**WHAT IS EXPECTED**. The listing below must be repeated word for word, with its images excluded.

**MATERIAL PROVIDED**.
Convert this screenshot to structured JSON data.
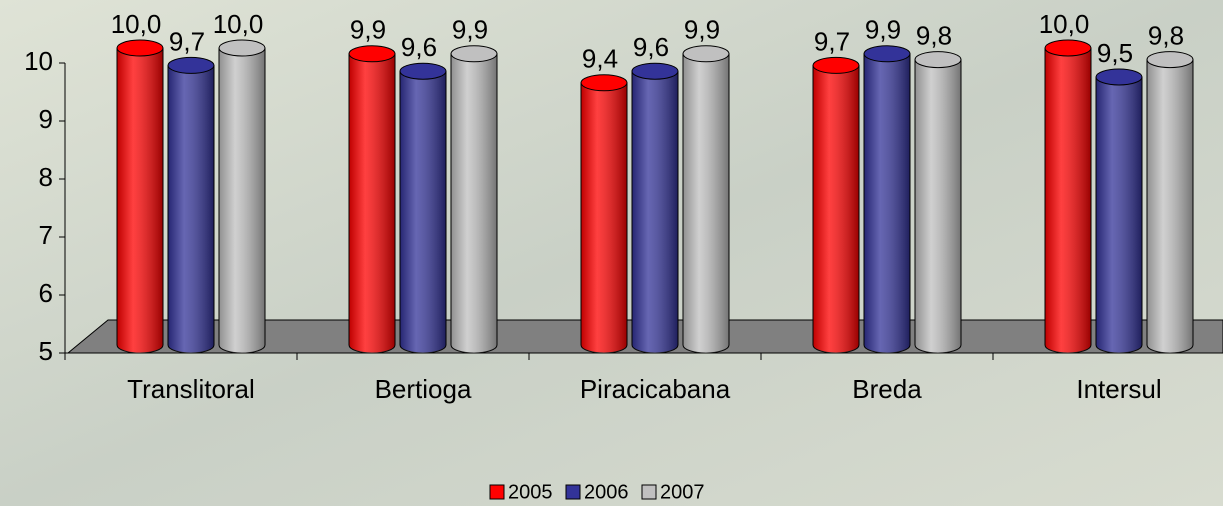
{
  "chart_data": {
    "type": "bar3d",
    "categories": [
      "Translitoral",
      "Bertioga",
      "Piracicabana",
      "Breda",
      "Intersul"
    ],
    "series": [
      {
        "name": "2005",
        "color": "#ff0000",
        "values": [
          10.0,
          9.9,
          9.4,
          9.7,
          10.0
        ],
        "value_labels": [
          "10,0",
          "9,9",
          "9,4",
          "9,7",
          "10,0"
        ]
      },
      {
        "name": "2006",
        "color": "#333399",
        "values": [
          9.7,
          9.6,
          9.6,
          9.9,
          9.5
        ],
        "value_labels": [
          "9,7",
          "9,6",
          "9,6",
          "9,9",
          "9,5"
        ]
      },
      {
        "name": "2007",
        "color": "#c0c0c0",
        "values": [
          10.0,
          9.9,
          9.9,
          9.8,
          9.8
        ],
        "value_labels": [
          "10,0",
          "9,9",
          "9,9",
          "9,8",
          "9,8"
        ]
      }
    ],
    "ylim": [
      5,
      10
    ],
    "yticks": [
      5,
      6,
      7,
      8,
      9,
      10
    ],
    "legend": "bottom"
  }
}
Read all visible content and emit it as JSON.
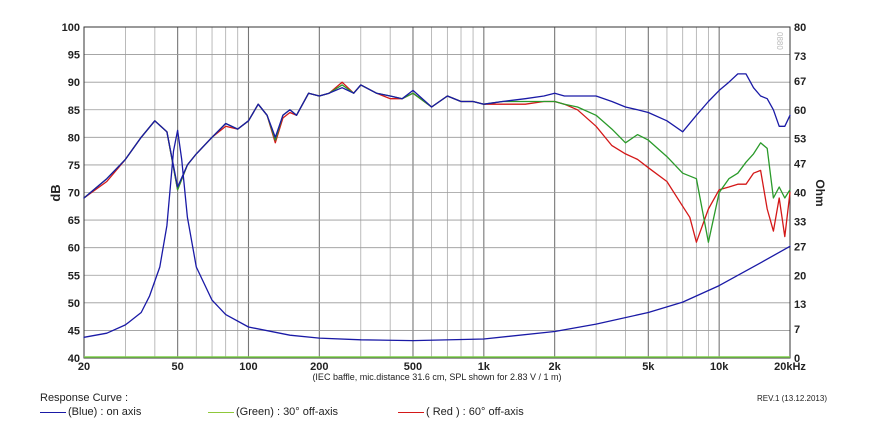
{
  "chart_data": {
    "type": "line",
    "xscale": "log",
    "xlim": [
      20,
      20000
    ],
    "ylim": [
      40,
      100
    ],
    "ylabel": "dB",
    "y2label": "Ohm",
    "y2lim": [
      0,
      80
    ],
    "xlabel": "(IEC baffle, mic.distance 31.6 cm, SPL shown for 2.83 V / 1 m)",
    "x_ticks": [
      20,
      50,
      100,
      200,
      500,
      1000,
      2000,
      5000,
      10000,
      20000
    ],
    "x_tick_labels": [
      "20",
      "50",
      "100",
      "200",
      "500",
      "1k",
      "2k",
      "5k",
      "10k",
      "20kHz"
    ],
    "y_ticks": [
      40,
      45,
      50,
      55,
      60,
      65,
      70,
      75,
      80,
      85,
      90,
      95,
      100
    ],
    "y2_ticks": [
      0,
      7,
      13,
      20,
      27,
      33,
      40,
      47,
      53,
      60,
      67,
      73,
      80
    ],
    "grid": true,
    "watermark": "0880",
    "series": [
      {
        "name": "(Blue) : on axis",
        "color": "#1a1aa6",
        "axis": "dB",
        "x": [
          20,
          25,
          30,
          35,
          40,
          45,
          50,
          55,
          60,
          70,
          80,
          90,
          100,
          110,
          120,
          130,
          140,
          150,
          160,
          180,
          200,
          220,
          250,
          280,
          300,
          350,
          400,
          450,
          500,
          600,
          700,
          800,
          900,
          1000,
          1200,
          1500,
          1800,
          2000,
          2200,
          2500,
          3000,
          3500,
          4000,
          4500,
          5000,
          6000,
          7000,
          8000,
          9000,
          10000,
          11000,
          12000,
          13000,
          14000,
          15000,
          16000,
          17000,
          18000,
          19000,
          20000
        ],
        "y": [
          69,
          72.5,
          76,
          80,
          83,
          81,
          71,
          75,
          77,
          80,
          82.5,
          81.5,
          83,
          86,
          84,
          80,
          84,
          85,
          84,
          88,
          87.5,
          88,
          89,
          88,
          89.5,
          88,
          87.5,
          87,
          88.5,
          85.5,
          87.5,
          86.5,
          86.5,
          86,
          86.5,
          87,
          87.5,
          88,
          87.5,
          87.5,
          87.5,
          86.5,
          85.5,
          85,
          84.5,
          83,
          81,
          84,
          86.5,
          88.5,
          90,
          91.5,
          91.5,
          89,
          87.5,
          87,
          85,
          82,
          82,
          84
        ]
      },
      {
        "name": "(Green) : 30° off-axis",
        "color": "#2a9a2a",
        "axis": "dB",
        "x": [
          20,
          25,
          30,
          35,
          40,
          45,
          50,
          55,
          60,
          70,
          80,
          90,
          100,
          110,
          120,
          130,
          140,
          150,
          160,
          180,
          200,
          220,
          250,
          280,
          300,
          350,
          400,
          450,
          500,
          600,
          700,
          800,
          900,
          1000,
          1200,
          1500,
          1800,
          2000,
          2200,
          2500,
          3000,
          3500,
          4000,
          4500,
          5000,
          6000,
          7000,
          8000,
          9000,
          10000,
          11000,
          12000,
          13000,
          14000,
          15000,
          16000,
          17000,
          18000,
          19000,
          20000
        ],
        "y": [
          69,
          72.5,
          76,
          80,
          83,
          81,
          70.5,
          75,
          77,
          80,
          82.5,
          81.5,
          83,
          86,
          84,
          79.5,
          84,
          85,
          84,
          88,
          87.5,
          88,
          89.5,
          88,
          89.5,
          88,
          87.5,
          87,
          88,
          85.5,
          87.5,
          86.5,
          86.5,
          86,
          86.5,
          86.5,
          86.5,
          86.5,
          86,
          85.5,
          84,
          81.5,
          79,
          80.5,
          79.5,
          76.5,
          73.5,
          72.5,
          61,
          70,
          72.5,
          73.5,
          75.5,
          77,
          79,
          78,
          69,
          71,
          69,
          70.5
        ]
      },
      {
        "name": "( Red ) : 60° off-axis",
        "color": "#d41818",
        "axis": "dB",
        "x": [
          20,
          25,
          30,
          35,
          40,
          45,
          50,
          55,
          60,
          70,
          80,
          90,
          100,
          110,
          120,
          130,
          140,
          150,
          160,
          180,
          200,
          220,
          250,
          280,
          300,
          350,
          400,
          450,
          500,
          600,
          700,
          800,
          900,
          1000,
          1200,
          1500,
          1800,
          2000,
          2200,
          2500,
          3000,
          3500,
          4000,
          4500,
          5000,
          6000,
          7000,
          7500,
          8000,
          9000,
          10000,
          11000,
          12000,
          13000,
          14000,
          15000,
          16000,
          17000,
          18000,
          19000,
          20000
        ],
        "y": [
          69,
          72,
          76,
          80,
          83,
          81,
          70.5,
          75,
          77,
          80,
          82,
          81.5,
          83,
          86,
          84,
          79,
          83.5,
          84.5,
          84,
          88,
          87.5,
          88,
          90,
          88,
          89.5,
          88,
          87,
          87,
          88,
          85.5,
          87.5,
          86.5,
          86.5,
          86,
          86,
          86,
          86.5,
          86.5,
          86,
          85,
          82,
          78.5,
          77,
          76,
          74.5,
          72,
          67.5,
          65.5,
          61,
          67,
          70.5,
          71,
          71.5,
          71.5,
          73.5,
          74,
          67,
          63,
          69,
          62,
          70
        ]
      },
      {
        "name": "impedance",
        "color": "#1a1aa6",
        "axis": "Ohm",
        "x": [
          20,
          25,
          30,
          35,
          38,
          42,
          45,
          48,
          50,
          52,
          55,
          60,
          70,
          80,
          100,
          150,
          200,
          300,
          500,
          1000,
          2000,
          3000,
          5000,
          7000,
          10000,
          15000,
          20000
        ],
        "y": [
          5,
          6,
          8,
          11,
          15,
          22,
          32,
          50,
          55,
          48,
          34,
          22,
          14,
          10.5,
          7.5,
          5.5,
          4.8,
          4.4,
          4.2,
          4.6,
          6.4,
          8.2,
          11,
          13.5,
          17.5,
          23,
          27
        ]
      }
    ],
    "legend": {
      "title": "Response Curve :",
      "items": [
        "(Blue) : on axis",
        "(Green) : 30° off-axis",
        "( Red ) : 60° off-axis"
      ]
    },
    "revision": "REV.1 (13.12.2013)"
  }
}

**EXERCISE ANSWER**.
Convert this screenshot to structured JSON data.
{
  "chart_data": {
    "type": "bar3d",
    "categories": [
      "Translitoral",
      "Bertioga",
      "Piracicabana",
      "Breda",
      "Intersul"
    ],
    "series": [
      {
        "name": "2005",
        "color": "#ff0000",
        "values": [
          10.0,
          9.9,
          9.4,
          9.7,
          10.0
        ],
        "value_labels": [
          "10,0",
          "9,9",
          "9,4",
          "9,7",
          "10,0"
        ]
      },
      {
        "name": "2006",
        "color": "#333399",
        "values": [
          9.7,
          9.6,
          9.6,
          9.9,
          9.5
        ],
        "value_labels": [
          "9,7",
          "9,6",
          "9,6",
          "9,9",
          "9,5"
        ]
      },
      {
        "name": "2007",
        "color": "#c0c0c0",
        "values": [
          10.0,
          9.9,
          9.9,
          9.8,
          9.8
        ],
        "value_labels": [
          "10,0",
          "9,9",
          "9,9",
          "9,8",
          "9,8"
        ]
      }
    ],
    "ylim": [
      5,
      10
    ],
    "yticks": [
      5,
      6,
      7,
      8,
      9,
      10
    ],
    "legend": "bottom"
  }
}
Read all visible content and emit it as JSON.
{
  "chart_data": {
    "type": "line",
    "xscale": "log",
    "xlim": [
      20,
      20000
    ],
    "ylim": [
      40,
      100
    ],
    "ylabel": "dB",
    "y2label": "Ohm",
    "y2lim": [
      0,
      80
    ],
    "xlabel": "(IEC baffle, mic.distance 31.6 cm, SPL shown for 2.83 V / 1 m)",
    "x_ticks": [
      20,
      50,
      100,
      200,
      500,
      1000,
      2000,
      5000,
      10000,
      20000
    ],
    "x_tick_labels": [
      "20",
      "50",
      "100",
      "200",
      "500",
      "1k",
      "2k",
      "5k",
      "10k",
      "20kHz"
    ],
    "y_ticks": [
      40,
      45,
      50,
      55,
      60,
      65,
      70,
      75,
      80,
      85,
      90,
      95,
      100
    ],
    "y2_ticks": [
      0,
      7,
      13,
      20,
      27,
      33,
      40,
      47,
      53,
      60,
      67,
      73,
      80
    ],
    "grid": true,
    "watermark": "0880",
    "series": [
      {
        "name": "(Blue) : on axis",
        "color": "#1a1aa6",
        "axis": "dB",
        "x": [
          20,
          25,
          30,
          35,
          40,
          45,
          50,
          55,
          60,
          70,
          80,
          90,
          100,
          110,
          120,
          130,
          140,
          150,
          160,
          180,
          200,
          220,
          250,
          280,
          300,
          350,
          400,
          450,
          500,
          600,
          700,
          800,
          900,
          1000,
          1200,
          1500,
          1800,
          2000,
          2200,
          2500,
          3000,
          3500,
          4000,
          4500,
          5000,
          6000,
          7000,
          8000,
          9000,
          10000,
          11000,
          12000,
          13000,
          14000,
          15000,
          16000,
          17000,
          18000,
          19000,
          20000
        ],
        "y": [
          69,
          72.5,
          76,
          80,
          83,
          81,
          71,
          75,
          77,
          80,
          82.5,
          81.5,
          83,
          86,
          84,
          80,
          84,
          85,
          84,
          88,
          87.5,
          88,
          89,
          88,
          89.5,
          88,
          87.5,
          87,
          88.5,
          85.5,
          87.5,
          86.5,
          86.5,
          86,
          86.5,
          87,
          87.5,
          88,
          87.5,
          87.5,
          87.5,
          86.5,
          85.5,
          85,
          84.5,
          83,
          81,
          84,
          86.5,
          88.5,
          90,
          91.5,
          91.5,
          89,
          87.5,
          87,
          85,
          82,
          82,
          84
        ]
      },
      {
        "name": "(Green) : 30° off-axis",
        "color": "#2a9a2a",
        "axis": "dB",
        "x": [
          20,
          25,
          30,
          35,
          40,
          45,
          50,
          55,
          60,
          70,
          80,
          90,
          100,
          110,
          120,
          130,
          140,
          150,
          160,
          180,
          200,
          220,
          250,
          280,
          300,
          350,
          400,
          450,
          500,
          600,
          700,
          800,
          900,
          1000,
          1200,
          1500,
          1800,
          2000,
          2200,
          2500,
          3000,
          3500,
          4000,
          4500,
          5000,
          6000,
          7000,
          8000,
          9000,
          10000,
          11000,
          12000,
          13000,
          14000,
          15000,
          16000,
          17000,
          18000,
          19000,
          20000
        ],
        "y": [
          69,
          72.5,
          76,
          80,
          83,
          81,
          70.5,
          75,
          77,
          80,
          82.5,
          81.5,
          83,
          86,
          84,
          79.5,
          84,
          85,
          84,
          88,
          87.5,
          88,
          89.5,
          88,
          89.5,
          88,
          87.5,
          87,
          88,
          85.5,
          87.5,
          86.5,
          86.5,
          86,
          86.5,
          86.5,
          86.5,
          86.5,
          86,
          85.5,
          84,
          81.5,
          79,
          80.5,
          79.5,
          76.5,
          73.5,
          72.5,
          61,
          70,
          72.5,
          73.5,
          75.5,
          77,
          79,
          78,
          69,
          71,
          69,
          70.5
        ]
      },
      {
        "name": "( Red ) : 60° off-axis",
        "color": "#d41818",
        "axis": "dB",
        "x": [
          20,
          25,
          30,
          35,
          40,
          45,
          50,
          55,
          60,
          70,
          80,
          90,
          100,
          110,
          120,
          130,
          140,
          150,
          160,
          180,
          200,
          220,
          250,
          280,
          300,
          350,
          400,
          450,
          500,
          600,
          700,
          800,
          900,
          1000,
          1200,
          1500,
          1800,
          2000,
          2200,
          2500,
          3000,
          3500,
          4000,
          4500,
          5000,
          6000,
          7000,
          7500,
          8000,
          9000,
          10000,
          11000,
          12000,
          13000,
          14000,
          15000,
          16000,
          17000,
          18000,
          19000,
          20000
        ],
        "y": [
          69,
          72,
          76,
          80,
          83,
          81,
          70.5,
          75,
          77,
          80,
          82,
          81.5,
          83,
          86,
          84,
          79,
          83.5,
          84.5,
          84,
          88,
          87.5,
          88,
          90,
          88,
          89.5,
          88,
          87,
          87,
          88,
          85.5,
          87.5,
          86.5,
          86.5,
          86,
          86,
          86,
          86.5,
          86.5,
          86,
          85,
          82,
          78.5,
          77,
          76,
          74.5,
          72,
          67.5,
          65.5,
          61,
          67,
          70.5,
          71,
          71.5,
          71.5,
          73.5,
          74,
          67,
          63,
          69,
          62,
          70
        ]
      },
      {
        "name": "impedance",
        "color": "#1a1aa6",
        "axis": "Ohm",
        "x": [
          20,
          25,
          30,
          35,
          38,
          42,
          45,
          48,
          50,
          52,
          55,
          60,
          70,
          80,
          100,
          150,
          200,
          300,
          500,
          1000,
          2000,
          3000,
          5000,
          7000,
          10000,
          15000,
          20000
        ],
        "y": [
          5,
          6,
          8,
          11,
          15,
          22,
          32,
          50,
          55,
          48,
          34,
          22,
          14,
          10.5,
          7.5,
          5.5,
          4.8,
          4.4,
          4.2,
          4.6,
          6.4,
          8.2,
          11,
          13.5,
          17.5,
          23,
          27
        ]
      }
    ],
    "legend": {
      "title": "Response Curve :",
      "items": [
        "(Blue) : on axis",
        "(Green) : 30° off-axis",
        "( Red ) : 60° off-axis"
      ]
    },
    "revision": "REV.1 (13.12.2013)"
  }
}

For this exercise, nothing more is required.